** SHORT PROBLEM **
Output the data below in full, byte for byte. Nothing may differ.

** PROVIDED ENTRIES **
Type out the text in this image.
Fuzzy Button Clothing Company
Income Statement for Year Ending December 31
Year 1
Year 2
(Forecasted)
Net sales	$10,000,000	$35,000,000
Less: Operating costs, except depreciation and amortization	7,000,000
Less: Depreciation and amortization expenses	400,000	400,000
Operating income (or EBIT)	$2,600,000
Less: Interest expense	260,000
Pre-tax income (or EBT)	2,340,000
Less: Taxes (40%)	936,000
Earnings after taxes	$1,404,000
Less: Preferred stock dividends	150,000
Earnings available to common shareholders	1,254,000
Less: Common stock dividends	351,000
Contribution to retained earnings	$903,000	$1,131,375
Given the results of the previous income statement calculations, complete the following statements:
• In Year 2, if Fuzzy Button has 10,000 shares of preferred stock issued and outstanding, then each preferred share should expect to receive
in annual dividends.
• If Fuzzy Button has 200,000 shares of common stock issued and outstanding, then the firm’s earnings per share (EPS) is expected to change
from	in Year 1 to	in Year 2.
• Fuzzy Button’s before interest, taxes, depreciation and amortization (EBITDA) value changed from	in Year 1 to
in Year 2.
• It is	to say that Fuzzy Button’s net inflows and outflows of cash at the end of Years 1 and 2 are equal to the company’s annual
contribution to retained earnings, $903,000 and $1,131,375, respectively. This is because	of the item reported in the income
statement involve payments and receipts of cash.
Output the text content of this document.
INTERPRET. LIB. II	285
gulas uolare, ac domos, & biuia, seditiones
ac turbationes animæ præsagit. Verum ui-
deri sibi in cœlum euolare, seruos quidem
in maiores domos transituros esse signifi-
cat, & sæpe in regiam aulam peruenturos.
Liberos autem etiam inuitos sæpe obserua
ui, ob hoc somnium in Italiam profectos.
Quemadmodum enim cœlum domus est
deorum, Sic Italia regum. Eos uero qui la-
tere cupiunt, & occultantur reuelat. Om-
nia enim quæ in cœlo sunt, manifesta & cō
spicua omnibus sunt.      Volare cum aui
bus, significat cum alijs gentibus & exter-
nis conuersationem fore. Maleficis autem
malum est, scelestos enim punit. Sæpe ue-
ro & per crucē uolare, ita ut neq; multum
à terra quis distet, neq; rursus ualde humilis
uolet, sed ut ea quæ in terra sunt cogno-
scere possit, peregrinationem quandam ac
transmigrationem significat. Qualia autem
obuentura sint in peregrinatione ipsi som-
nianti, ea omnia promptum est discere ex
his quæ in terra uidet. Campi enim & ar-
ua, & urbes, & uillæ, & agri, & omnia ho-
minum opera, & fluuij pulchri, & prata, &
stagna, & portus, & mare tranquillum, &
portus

** FULL SOLUTION **
Type out the text in this image.
Fuzzy Button Clothing Company
Income Statement for Year Ending December 31
Year 1
Year 2
(Forecasted)
Net sales	$10,000,000	$35,000,000
Less: Operating costs, except depreciation and amortization	7,000,000
Less: Depreciation and amortization expenses	400,000	400,000
Operating income (or EBIT)	$2,600,000
Less: Interest expense	260,000
Pre-tax income (or EBT)	2,340,000
Less: Taxes (40%)	936,000
Earnings after taxes	$1,404,000
Less: Preferred stock dividends	150,000
Earnings available to common shareholders	1,254,000
Less: Common stock dividends	351,000
Contribution to retained earnings	$903,000	$1,131,375
Given the results of the previous income statement calculations, complete the following statements:
• In Year 2, if Fuzzy Button has 10,000 shares of preferred stock issued and outstanding, then each preferred share should expect to receive
in annual dividends.
• If Fuzzy Button has 200,000 shares of common stock issued and outstanding, then the firm’s earnings per share (EPS) is expected to change
from	in Year 1 to	in Year 2.
• Fuzzy Button’s before interest, taxes, depreciation and amortization (EBITDA) value changed from	in Year 1 to
in Year 2.
• It is	to say that Fuzzy Button’s net inflows and outflows of cash at the end of Years 1 and 2 are equal to the company’s annual
contribution to retained earnings, $903,000 and $1,131,375, respectively. This is because	of the item reported in the income
statement involve payments and receipts of cash.
Output the text content of this document.
INTERPRET. LIB. II	285
gulas uolare, ac domos, & biuia, seditiones
ac turbationes animæ præsagit. Verum ui-
deri sibi in cœlum euolare, seruos quidem
in maiores domos transituros esse signifi-
cat, & sæpe in regiam aulam peruenturos.
Liberos autem etiam inuitos sæpe obserua
ui, ob hoc somnium in Italiam profectos.
Quemadmodum enim cœlum domus est
deorum, Sic Italia regum. Eos uero qui la-
tere cupiunt, & occultantur reuelat. Om-
nia enim quæ in cœlo sunt, manifesta & cō
spicua omnibus sunt.      Volare cum aui
bus, significat cum alijs gentibus & exter-
nis conuersationem fore. Maleficis autem
malum est, scelestos enim punit. Sæpe ue-
ro & per crucē uolare, ita ut neq; multum
à terra quis distet, neq; rursus ualde humilis
uolet, sed ut ea quæ in terra sunt cogno-
scere possit, peregrinationem quandam ac
transmigrationem significat. Qualia autem
obuentura sint in peregrinatione ipsi som-
nianti, ea omnia promptum est discere ex
his quæ in terra uidet. Campi enim & ar-
ua, & urbes, & uillæ, & agri, & omnia ho-
minum opera, & fluuij pulchri, & prata, &
stagna, & portus, & mare tranquillum, &
portus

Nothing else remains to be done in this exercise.